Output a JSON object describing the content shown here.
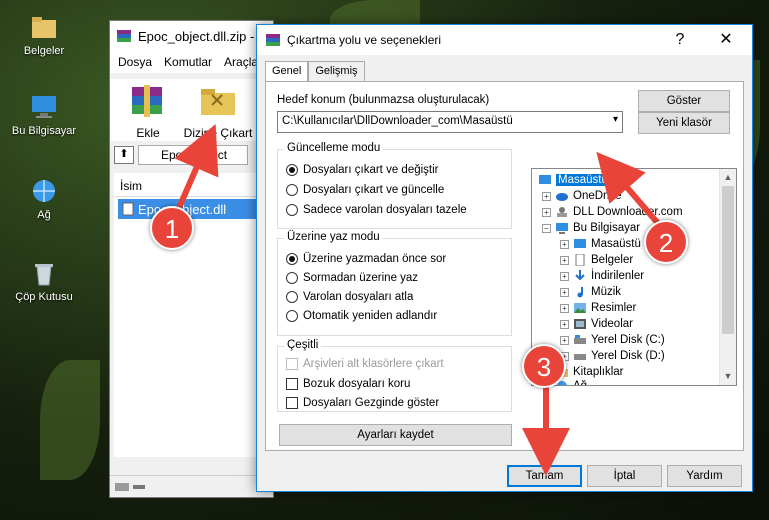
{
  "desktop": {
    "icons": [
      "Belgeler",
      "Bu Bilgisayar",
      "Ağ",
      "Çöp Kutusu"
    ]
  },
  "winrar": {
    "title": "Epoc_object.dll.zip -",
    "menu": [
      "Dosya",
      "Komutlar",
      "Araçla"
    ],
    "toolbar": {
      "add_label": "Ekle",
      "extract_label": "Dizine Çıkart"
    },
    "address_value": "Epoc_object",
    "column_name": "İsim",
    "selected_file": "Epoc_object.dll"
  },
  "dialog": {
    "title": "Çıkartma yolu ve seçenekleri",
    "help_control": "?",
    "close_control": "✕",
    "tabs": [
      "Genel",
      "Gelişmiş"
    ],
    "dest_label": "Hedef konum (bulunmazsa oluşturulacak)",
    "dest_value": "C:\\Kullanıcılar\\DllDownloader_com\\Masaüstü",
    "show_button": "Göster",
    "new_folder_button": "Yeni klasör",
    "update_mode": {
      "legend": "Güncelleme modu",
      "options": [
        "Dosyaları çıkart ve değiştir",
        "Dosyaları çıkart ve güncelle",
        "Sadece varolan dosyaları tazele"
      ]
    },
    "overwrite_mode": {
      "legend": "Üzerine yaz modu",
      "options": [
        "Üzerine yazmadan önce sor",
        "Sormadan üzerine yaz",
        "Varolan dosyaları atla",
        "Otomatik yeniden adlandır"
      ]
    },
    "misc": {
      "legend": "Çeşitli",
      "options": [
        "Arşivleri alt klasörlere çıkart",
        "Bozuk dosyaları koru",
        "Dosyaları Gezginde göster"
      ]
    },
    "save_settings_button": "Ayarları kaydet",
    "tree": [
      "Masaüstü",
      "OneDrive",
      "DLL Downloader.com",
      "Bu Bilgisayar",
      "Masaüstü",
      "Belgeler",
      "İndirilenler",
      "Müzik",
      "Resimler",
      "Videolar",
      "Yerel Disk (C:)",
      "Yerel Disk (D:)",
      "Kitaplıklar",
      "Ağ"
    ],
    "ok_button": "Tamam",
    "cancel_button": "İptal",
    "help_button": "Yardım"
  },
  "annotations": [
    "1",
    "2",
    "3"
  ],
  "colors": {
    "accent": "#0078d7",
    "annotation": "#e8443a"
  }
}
********
**Work instructions**
Go back to the records above and write them out exactly, without the pictures.

**Response for this exercise**
Output a JSON object describing the content shown here.
{
  "desktop": {
    "icons": [
      "Belgeler",
      "Bu Bilgisayar",
      "Ağ",
      "Çöp Kutusu"
    ]
  },
  "winrar": {
    "title": "Epoc_object.dll.zip -",
    "menu": [
      "Dosya",
      "Komutlar",
      "Araçla"
    ],
    "toolbar": {
      "add_label": "Ekle",
      "extract_label": "Dizine Çıkart"
    },
    "address_value": "Epoc_object",
    "column_name": "İsim",
    "selected_file": "Epoc_object.dll"
  },
  "dialog": {
    "title": "Çıkartma yolu ve seçenekleri",
    "help_control": "?",
    "close_control": "✕",
    "tabs": [
      "Genel",
      "Gelişmiş"
    ],
    "dest_label": "Hedef konum (bulunmazsa oluşturulacak)",
    "dest_value": "C:\\Kullanıcılar\\DllDownloader_com\\Masaüstü",
    "show_button": "Göster",
    "new_folder_button": "Yeni klasör",
    "update_mode": {
      "legend": "Güncelleme modu",
      "options": [
        "Dosyaları çıkart ve değiştir",
        "Dosyaları çıkart ve güncelle",
        "Sadece varolan dosyaları tazele"
      ]
    },
    "overwrite_mode": {
      "legend": "Üzerine yaz modu",
      "options": [
        "Üzerine yazmadan önce sor",
        "Sormadan üzerine yaz",
        "Varolan dosyaları atla",
        "Otomatik yeniden adlandır"
      ]
    },
    "misc": {
      "legend": "Çeşitli",
      "options": [
        "Arşivleri alt klasörlere çıkart",
        "Bozuk dosyaları koru",
        "Dosyaları Gezginde göster"
      ]
    },
    "save_settings_button": "Ayarları kaydet",
    "tree": [
      "Masaüstü",
      "OneDrive",
      "DLL Downloader.com",
      "Bu Bilgisayar",
      "Masaüstü",
      "Belgeler",
      "İndirilenler",
      "Müzik",
      "Resimler",
      "Videolar",
      "Yerel Disk (C:)",
      "Yerel Disk (D:)",
      "Kitaplıklar",
      "Ağ"
    ],
    "ok_button": "Tamam",
    "cancel_button": "İptal",
    "help_button": "Yardım"
  },
  "annotations": [
    "1",
    "2",
    "3"
  ],
  "colors": {
    "accent": "#0078d7",
    "annotation": "#e8443a"
  }
}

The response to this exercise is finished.